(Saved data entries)
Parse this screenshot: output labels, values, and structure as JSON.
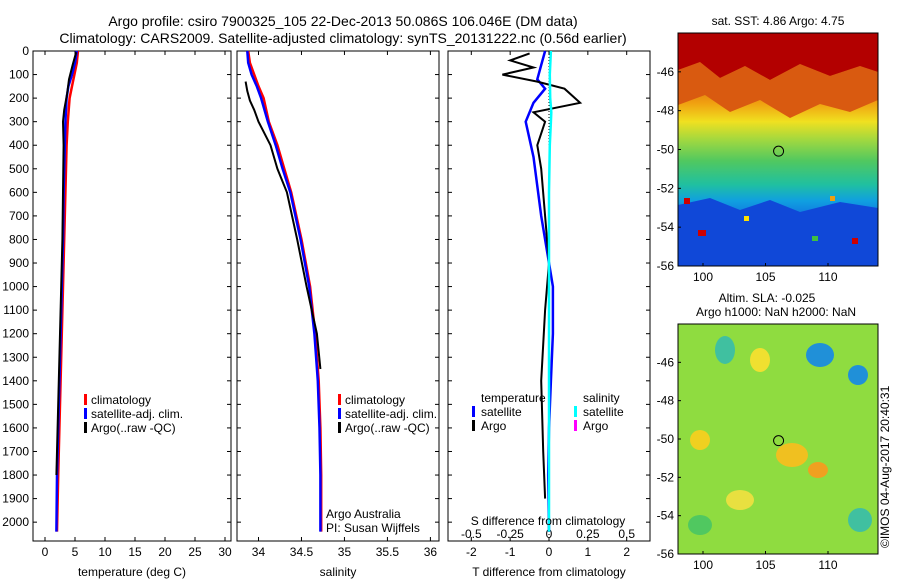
{
  "header": {
    "line1": "Argo profile: csiro 7900325_105 22-Dec-2013 50.086S 106.046E (DM data)",
    "line2": "Climatology: CARS2009. Satellite-adjusted climatology: synTS_20131222.nc (0.56d earlier)"
  },
  "side_stamp": "©IMOS 04-Aug-2017 20:40:31",
  "colors": {
    "climatology": "#ff0000",
    "satellite": "#0000ff",
    "argo": "#000000",
    "satellite_salinity": "#00ffff",
    "argo_salinity": "#ff00ff"
  },
  "chart_data": [
    {
      "type": "line",
      "id": "temperature",
      "xlabel": "temperature (deg C)",
      "xlim": [
        -2,
        31
      ],
      "ylim": [
        2080,
        0
      ],
      "y_reversed": true,
      "xticks": [
        0,
        5,
        10,
        15,
        20,
        25,
        30
      ],
      "yticks": [
        0,
        100,
        200,
        300,
        400,
        500,
        600,
        700,
        800,
        900,
        1000,
        1100,
        1200,
        1300,
        1400,
        1500,
        1600,
        1700,
        1800,
        1900,
        2000
      ],
      "legend": [
        "climatology",
        "satellite-adj. clim.",
        "Argo(..raw -QC)"
      ],
      "series": [
        {
          "name": "climatology",
          "color": "#ff0000",
          "x": [
            5.5,
            5.3,
            4.9,
            4.5,
            4.1,
            3.8,
            3.6,
            3.5,
            3.4,
            3.2,
            3.0,
            2.8,
            2.6,
            2.4,
            2.2,
            2.0
          ],
          "y": [
            0,
            50,
            100,
            150,
            200,
            300,
            400,
            500,
            600,
            800,
            1000,
            1200,
            1400,
            1600,
            1800,
            2040
          ]
        },
        {
          "name": "satellite-adj. clim.",
          "color": "#0000ff",
          "x": [
            5.3,
            5.0,
            4.5,
            3.9,
            3.6,
            3.4,
            3.3,
            3.2,
            3.1,
            3.0,
            2.8,
            2.6,
            2.4,
            2.2,
            2.0,
            1.9
          ],
          "y": [
            0,
            50,
            100,
            150,
            200,
            300,
            400,
            500,
            600,
            800,
            1000,
            1200,
            1400,
            1600,
            1800,
            2040
          ]
        },
        {
          "name": "Argo(..raw -QC)",
          "color": "#000000",
          "x": [
            5.2,
            4.6,
            4.0,
            3.7,
            3.2,
            3.0,
            3.1,
            3.0,
            2.9,
            2.7,
            2.5,
            2.3,
            2.1,
            1.9
          ],
          "y": [
            5,
            60,
            120,
            180,
            250,
            300,
            400,
            600,
            800,
            1000,
            1200,
            1400,
            1600,
            1800
          ]
        }
      ]
    },
    {
      "type": "line",
      "id": "salinity",
      "xlabel": "salinity",
      "xlim": [
        33.75,
        36.1
      ],
      "ylim": [
        2080,
        0
      ],
      "y_reversed": true,
      "xticks": [
        34,
        34.5,
        35,
        35.5,
        36
      ],
      "legend": [
        "climatology",
        "satellite-adj. clim.",
        "Argo(..raw -QC)"
      ],
      "annotation": [
        "Argo Australia",
        "PI: Susan Wijffels"
      ],
      "series": [
        {
          "name": "climatology",
          "color": "#ff0000",
          "x": [
            33.88,
            33.9,
            33.95,
            34.0,
            34.06,
            34.12,
            34.22,
            34.3,
            34.38,
            34.5,
            34.6,
            34.66,
            34.7,
            34.72,
            34.73,
            34.73
          ],
          "y": [
            0,
            50,
            100,
            150,
            200,
            300,
            400,
            500,
            600,
            800,
            1000,
            1200,
            1400,
            1600,
            1800,
            2040
          ]
        },
        {
          "name": "satellite-adj. clim.",
          "color": "#0000ff",
          "x": [
            33.87,
            33.88,
            33.92,
            33.98,
            34.03,
            34.11,
            34.2,
            34.28,
            34.37,
            34.49,
            34.59,
            34.65,
            34.69,
            34.71,
            34.72,
            34.72
          ],
          "y": [
            0,
            50,
            100,
            150,
            200,
            300,
            400,
            500,
            600,
            800,
            1000,
            1200,
            1400,
            1600,
            1800,
            2040
          ]
        },
        {
          "name": "Argo(..raw -QC)",
          "color": "#000000",
          "x": [
            33.85,
            33.87,
            33.9,
            33.95,
            34.0,
            34.14,
            34.22,
            34.33,
            34.45,
            34.56,
            34.68,
            34.72
          ],
          "y": [
            130,
            170,
            210,
            250,
            300,
            400,
            500,
            600,
            800,
            1000,
            1200,
            1350
          ]
        }
      ]
    },
    {
      "type": "line",
      "id": "differences",
      "xlabel": "T difference from climatology",
      "xlabel_top": "S difference from climatology",
      "xlim": [
        -2.6,
        2.6
      ],
      "ylim": [
        2080,
        0
      ],
      "y_reversed": true,
      "xticks": [
        -2,
        -1,
        0,
        1,
        2
      ],
      "xticks_top": [
        -0.5,
        -0.25,
        0,
        0.25,
        0.5
      ],
      "legend_temperature_title": "temperature",
      "legend_salinity_title": "salinity",
      "legend_temperature": [
        "satellite",
        "Argo"
      ],
      "legend_salinity": [
        "satellite",
        "Argo"
      ],
      "series": [
        {
          "name": "temperature satellite",
          "color": "#0000ff",
          "x": [
            -0.1,
            -0.2,
            -0.3,
            -0.1,
            -0.4,
            -0.6,
            -0.4,
            -0.2,
            0,
            0.1,
            0.1,
            0.05,
            0,
            -0.02,
            0
          ],
          "y": [
            0,
            60,
            120,
            160,
            220,
            300,
            450,
            700,
            900,
            1000,
            1200,
            1400,
            1600,
            1800,
            2040
          ]
        },
        {
          "name": "temperature Argo",
          "color": "#000000",
          "x": [
            -0.5,
            -1.0,
            -0.4,
            -1.2,
            -0.3,
            0.4,
            0.8,
            -0.4,
            -0.1,
            -0.3,
            -0.2,
            -0.1,
            0,
            -0.1,
            -0.2,
            -0.15,
            -0.1
          ],
          "y": [
            10,
            40,
            70,
            100,
            130,
            160,
            220,
            260,
            300,
            400,
            500,
            700,
            900,
            1100,
            1400,
            1700,
            1900
          ]
        },
        {
          "name": "salinity satellite",
          "color": "#00ffff",
          "x": [
            0.05,
            0.02,
            0.03,
            0.06,
            0.05,
            0.02,
            0,
            0,
            0,
            0,
            0,
            0
          ],
          "y": [
            0,
            100,
            200,
            260,
            300,
            400,
            600,
            800,
            1000,
            1400,
            1800,
            2040
          ]
        }
      ]
    },
    {
      "type": "heatmap",
      "id": "sst",
      "title": "sat. SST: 4.86 Argo: 4.75",
      "xlim": [
        98,
        114
      ],
      "ylim": [
        -56,
        -44
      ],
      "xticks": [
        100,
        105,
        110
      ],
      "yticks": [
        -46,
        -48,
        -50,
        -52,
        -54,
        -56
      ],
      "marker": {
        "lon": 106.046,
        "lat": -50.086
      }
    },
    {
      "type": "heatmap",
      "id": "sla",
      "title_line1": "Altim. SLA: -0.025",
      "title_line2": "Argo h1000: NaN h2000: NaN",
      "xlim": [
        98,
        114
      ],
      "ylim": [
        -56,
        -44
      ],
      "xticks": [
        100,
        105,
        110
      ],
      "yticks": [
        -46,
        -48,
        -50,
        -52,
        -54,
        -56
      ],
      "marker": {
        "lon": 106.046,
        "lat": -50.086
      }
    }
  ]
}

◆ **What is needed**
Reproduce each line exactly, please, except for any pictures.

◆ **Right answer**
Parse this screenshot: output labels, values, and structure as JSON.
{
  "header": {
    "line1": "Argo profile: csiro 7900325_105 22-Dec-2013 50.086S 106.046E (DM data)",
    "line2": "Climatology: CARS2009. Satellite-adjusted climatology: synTS_20131222.nc (0.56d earlier)"
  },
  "side_stamp": "©IMOS 04-Aug-2017 20:40:31",
  "colors": {
    "climatology": "#ff0000",
    "satellite": "#0000ff",
    "argo": "#000000",
    "satellite_salinity": "#00ffff",
    "argo_salinity": "#ff00ff"
  },
  "chart_data": [
    {
      "type": "line",
      "id": "temperature",
      "xlabel": "temperature (deg C)",
      "xlim": [
        -2,
        31
      ],
      "ylim": [
        2080,
        0
      ],
      "y_reversed": true,
      "xticks": [
        0,
        5,
        10,
        15,
        20,
        25,
        30
      ],
      "yticks": [
        0,
        100,
        200,
        300,
        400,
        500,
        600,
        700,
        800,
        900,
        1000,
        1100,
        1200,
        1300,
        1400,
        1500,
        1600,
        1700,
        1800,
        1900,
        2000
      ],
      "legend": [
        "climatology",
        "satellite-adj. clim.",
        "Argo(..raw -QC)"
      ],
      "series": [
        {
          "name": "climatology",
          "color": "#ff0000",
          "x": [
            5.5,
            5.3,
            4.9,
            4.5,
            4.1,
            3.8,
            3.6,
            3.5,
            3.4,
            3.2,
            3.0,
            2.8,
            2.6,
            2.4,
            2.2,
            2.0
          ],
          "y": [
            0,
            50,
            100,
            150,
            200,
            300,
            400,
            500,
            600,
            800,
            1000,
            1200,
            1400,
            1600,
            1800,
            2040
          ]
        },
        {
          "name": "satellite-adj. clim.",
          "color": "#0000ff",
          "x": [
            5.3,
            5.0,
            4.5,
            3.9,
            3.6,
            3.4,
            3.3,
            3.2,
            3.1,
            3.0,
            2.8,
            2.6,
            2.4,
            2.2,
            2.0,
            1.9
          ],
          "y": [
            0,
            50,
            100,
            150,
            200,
            300,
            400,
            500,
            600,
            800,
            1000,
            1200,
            1400,
            1600,
            1800,
            2040
          ]
        },
        {
          "name": "Argo(..raw -QC)",
          "color": "#000000",
          "x": [
            5.2,
            4.6,
            4.0,
            3.7,
            3.2,
            3.0,
            3.1,
            3.0,
            2.9,
            2.7,
            2.5,
            2.3,
            2.1,
            1.9
          ],
          "y": [
            5,
            60,
            120,
            180,
            250,
            300,
            400,
            600,
            800,
            1000,
            1200,
            1400,
            1600,
            1800
          ]
        }
      ]
    },
    {
      "type": "line",
      "id": "salinity",
      "xlabel": "salinity",
      "xlim": [
        33.75,
        36.1
      ],
      "ylim": [
        2080,
        0
      ],
      "y_reversed": true,
      "xticks": [
        34,
        34.5,
        35,
        35.5,
        36
      ],
      "legend": [
        "climatology",
        "satellite-adj. clim.",
        "Argo(..raw -QC)"
      ],
      "annotation": [
        "Argo Australia",
        "PI: Susan Wijffels"
      ],
      "series": [
        {
          "name": "climatology",
          "color": "#ff0000",
          "x": [
            33.88,
            33.9,
            33.95,
            34.0,
            34.06,
            34.12,
            34.22,
            34.3,
            34.38,
            34.5,
            34.6,
            34.66,
            34.7,
            34.72,
            34.73,
            34.73
          ],
          "y": [
            0,
            50,
            100,
            150,
            200,
            300,
            400,
            500,
            600,
            800,
            1000,
            1200,
            1400,
            1600,
            1800,
            2040
          ]
        },
        {
          "name": "satellite-adj. clim.",
          "color": "#0000ff",
          "x": [
            33.87,
            33.88,
            33.92,
            33.98,
            34.03,
            34.11,
            34.2,
            34.28,
            34.37,
            34.49,
            34.59,
            34.65,
            34.69,
            34.71,
            34.72,
            34.72
          ],
          "y": [
            0,
            50,
            100,
            150,
            200,
            300,
            400,
            500,
            600,
            800,
            1000,
            1200,
            1400,
            1600,
            1800,
            2040
          ]
        },
        {
          "name": "Argo(..raw -QC)",
          "color": "#000000",
          "x": [
            33.85,
            33.87,
            33.9,
            33.95,
            34.0,
            34.14,
            34.22,
            34.33,
            34.45,
            34.56,
            34.68,
            34.72
          ],
          "y": [
            130,
            170,
            210,
            250,
            300,
            400,
            500,
            600,
            800,
            1000,
            1200,
            1350
          ]
        }
      ]
    },
    {
      "type": "line",
      "id": "differences",
      "xlabel": "T difference from climatology",
      "xlabel_top": "S difference from climatology",
      "xlim": [
        -2.6,
        2.6
      ],
      "ylim": [
        2080,
        0
      ],
      "y_reversed": true,
      "xticks": [
        -2,
        -1,
        0,
        1,
        2
      ],
      "xticks_top": [
        -0.5,
        -0.25,
        0,
        0.25,
        0.5
      ],
      "legend_temperature_title": "temperature",
      "legend_salinity_title": "salinity",
      "legend_temperature": [
        "satellite",
        "Argo"
      ],
      "legend_salinity": [
        "satellite",
        "Argo"
      ],
      "series": [
        {
          "name": "temperature satellite",
          "color": "#0000ff",
          "x": [
            -0.1,
            -0.2,
            -0.3,
            -0.1,
            -0.4,
            -0.6,
            -0.4,
            -0.2,
            0,
            0.1,
            0.1,
            0.05,
            0,
            -0.02,
            0
          ],
          "y": [
            0,
            60,
            120,
            160,
            220,
            300,
            450,
            700,
            900,
            1000,
            1200,
            1400,
            1600,
            1800,
            2040
          ]
        },
        {
          "name": "temperature Argo",
          "color": "#000000",
          "x": [
            -0.5,
            -1.0,
            -0.4,
            -1.2,
            -0.3,
            0.4,
            0.8,
            -0.4,
            -0.1,
            -0.3,
            -0.2,
            -0.1,
            0,
            -0.1,
            -0.2,
            -0.15,
            -0.1
          ],
          "y": [
            10,
            40,
            70,
            100,
            130,
            160,
            220,
            260,
            300,
            400,
            500,
            700,
            900,
            1100,
            1400,
            1700,
            1900
          ]
        },
        {
          "name": "salinity satellite",
          "color": "#00ffff",
          "x": [
            0.05,
            0.02,
            0.03,
            0.06,
            0.05,
            0.02,
            0,
            0,
            0,
            0,
            0,
            0
          ],
          "y": [
            0,
            100,
            200,
            260,
            300,
            400,
            600,
            800,
            1000,
            1400,
            1800,
            2040
          ]
        }
      ]
    },
    {
      "type": "heatmap",
      "id": "sst",
      "title": "sat. SST: 4.86 Argo: 4.75",
      "xlim": [
        98,
        114
      ],
      "ylim": [
        -56,
        -44
      ],
      "xticks": [
        100,
        105,
        110
      ],
      "yticks": [
        -46,
        -48,
        -50,
        -52,
        -54,
        -56
      ],
      "marker": {
        "lon": 106.046,
        "lat": -50.086
      }
    },
    {
      "type": "heatmap",
      "id": "sla",
      "title_line1": "Altim. SLA: -0.025",
      "title_line2": "Argo h1000: NaN h2000: NaN",
      "xlim": [
        98,
        114
      ],
      "ylim": [
        -56,
        -44
      ],
      "xticks": [
        100,
        105,
        110
      ],
      "yticks": [
        -46,
        -48,
        -50,
        -52,
        -54,
        -56
      ],
      "marker": {
        "lon": 106.046,
        "lat": -50.086
      }
    }
  ]
}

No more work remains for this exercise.